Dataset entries
• • • • • • •

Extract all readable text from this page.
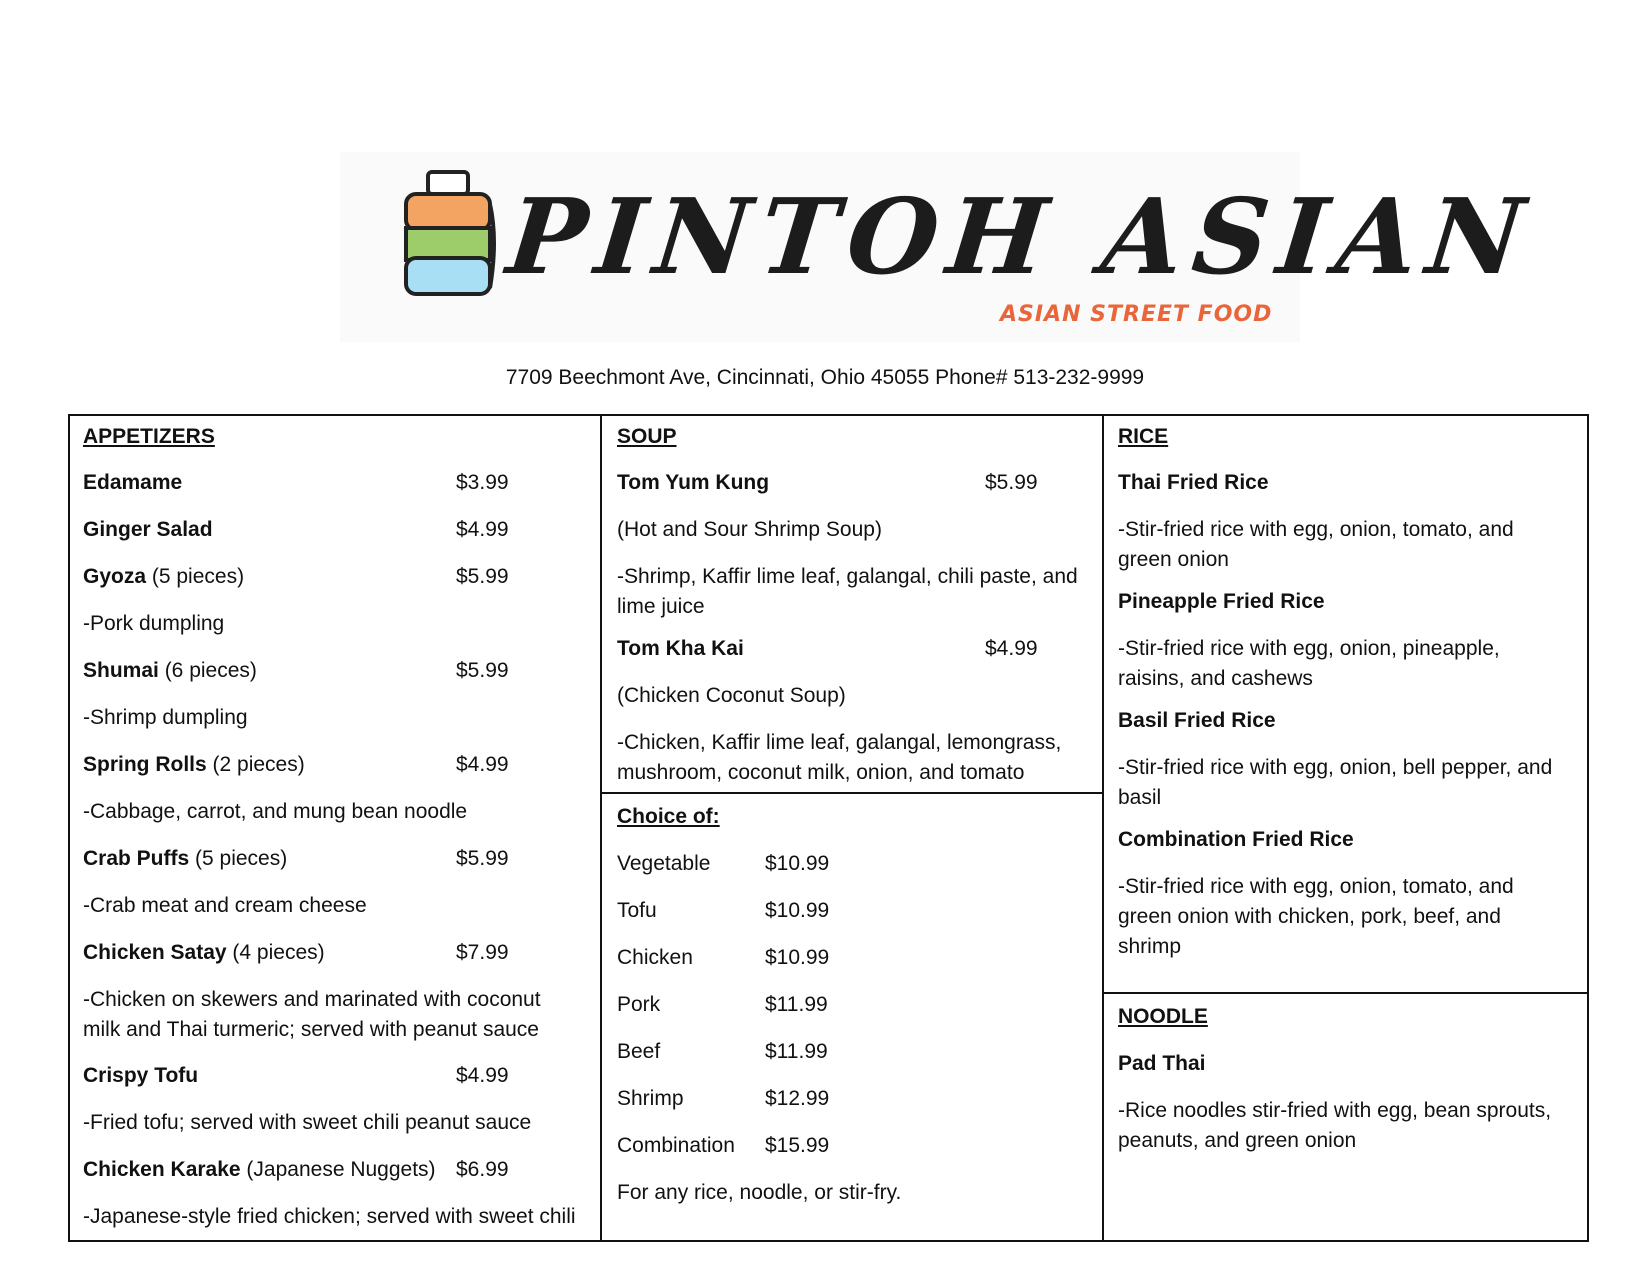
PINTOH ASIAN
ASIAN STREET FOOD
7709 Beechmont Ave, Cincinnati, Ohio 45055 Phone# 513-232-9999
APPETIZERS
Edamame	$3.99
Ginger Salad	$4.99
Gyoza (5 pieces)	$5.99
-Pork dumpling
Shumai (6 pieces)	$5.99
-Shrimp dumpling
Spring Rolls (2 pieces)	$4.99
-Cabbage, carrot, and mung bean noodle
Crab Puffs (5 pieces)	$5.99
-Crab meat and cream cheese
Chicken Satay (4 pieces)	$7.99
-Chicken on skewers and marinated with coconut milk and Thai turmeric; served with peanut sauce
Crispy Tofu	$4.99
-Fried tofu; served with sweet chili peanut sauce
Chicken Karake (Japanese Nuggets) $6.99
-Japanese-style fried chicken; served with sweet chili
SOUP
Tom Yum Kung	$5.99
(Hot and Sour Shrimp Soup)
-Shrimp, Kaffir lime leaf, galangal, chili paste, and lime juice
Tom Kha Kai	$4.99
(Chicken Coconut Soup)
-Chicken, Kaffir lime leaf, galangal, lemongrass, mushroom, coconut milk, onion, and tomato
Choice of:
Vegetable	$10.99
Tofu	$10.99
Chicken	$10.99
Pork	$11.99
Beef	$11.99
Shrimp	$12.99
Combination $15.99
For any rice, noodle, or stir-fry.
RICE
Thai Fried Rice
-Stir-fried rice with egg, onion, tomato, and green onion
Pineapple Fried Rice
-Stir-fried rice with egg, onion, pineapple, raisins, and cashews
Basil Fried Rice
-Stir-fried rice with egg, onion, bell pepper, and basil
Combination Fried Rice
-Stir-fried rice with egg, onion, tomato, and green onion with chicken, pork, beef, and shrimp
NOODLE
Pad Thai
-Rice noodles stir-fried with egg, bean sprouts, peanuts, and green onion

• • • • • • •

▸ What you have to do
Pictures in the records above should not be copied. Repeat everything else exactly.

▸ Written response
Extract all readable text from this page.
PINTOH ASIAN
ASIAN STREET FOOD
7709 Beechmont Ave, Cincinnati, Ohio 45055 Phone# 513-232-9999
APPETIZERS
Edamame	$3.99
Ginger Salad	$4.99
Gyoza (5 pieces)	$5.99
-Pork dumpling
Shumai (6 pieces)	$5.99
-Shrimp dumpling
Spring Rolls (2 pieces)	$4.99
-Cabbage, carrot, and mung bean noodle
Crab Puffs (5 pieces)	$5.99
-Crab meat and cream cheese
Chicken Satay (4 pieces)	$7.99
-Chicken on skewers and marinated with coconut milk and Thai turmeric; served with peanut sauce
Crispy Tofu	$4.99
-Fried tofu; served with sweet chili peanut sauce
Chicken Karake (Japanese Nuggets) $6.99
-Japanese-style fried chicken; served with sweet chili
SOUP
Tom Yum Kung	$5.99
(Hot and Sour Shrimp Soup)
-Shrimp, Kaffir lime leaf, galangal, chili paste, and lime juice
Tom Kha Kai	$4.99
(Chicken Coconut Soup)
-Chicken, Kaffir lime leaf, galangal, lemongrass, mushroom, coconut milk, onion, and tomato
Choice of:
Vegetable	$10.99
Tofu	$10.99
Chicken	$10.99
Pork	$11.99
Beef	$11.99
Shrimp	$12.99
Combination $15.99
For any rice, noodle, or stir-fry.
RICE
Thai Fried Rice
-Stir-fried rice with egg, onion, tomato, and green onion
Pineapple Fried Rice
-Stir-fried rice with egg, onion, pineapple, raisins, and cashews
Basil Fried Rice
-Stir-fried rice with egg, onion, bell pepper, and basil
Combination Fried Rice
-Stir-fried rice with egg, onion, tomato, and green onion with chicken, pork, beef, and shrimp
NOODLE
Pad Thai
-Rice noodles stir-fried with egg, bean sprouts, peanuts, and green onion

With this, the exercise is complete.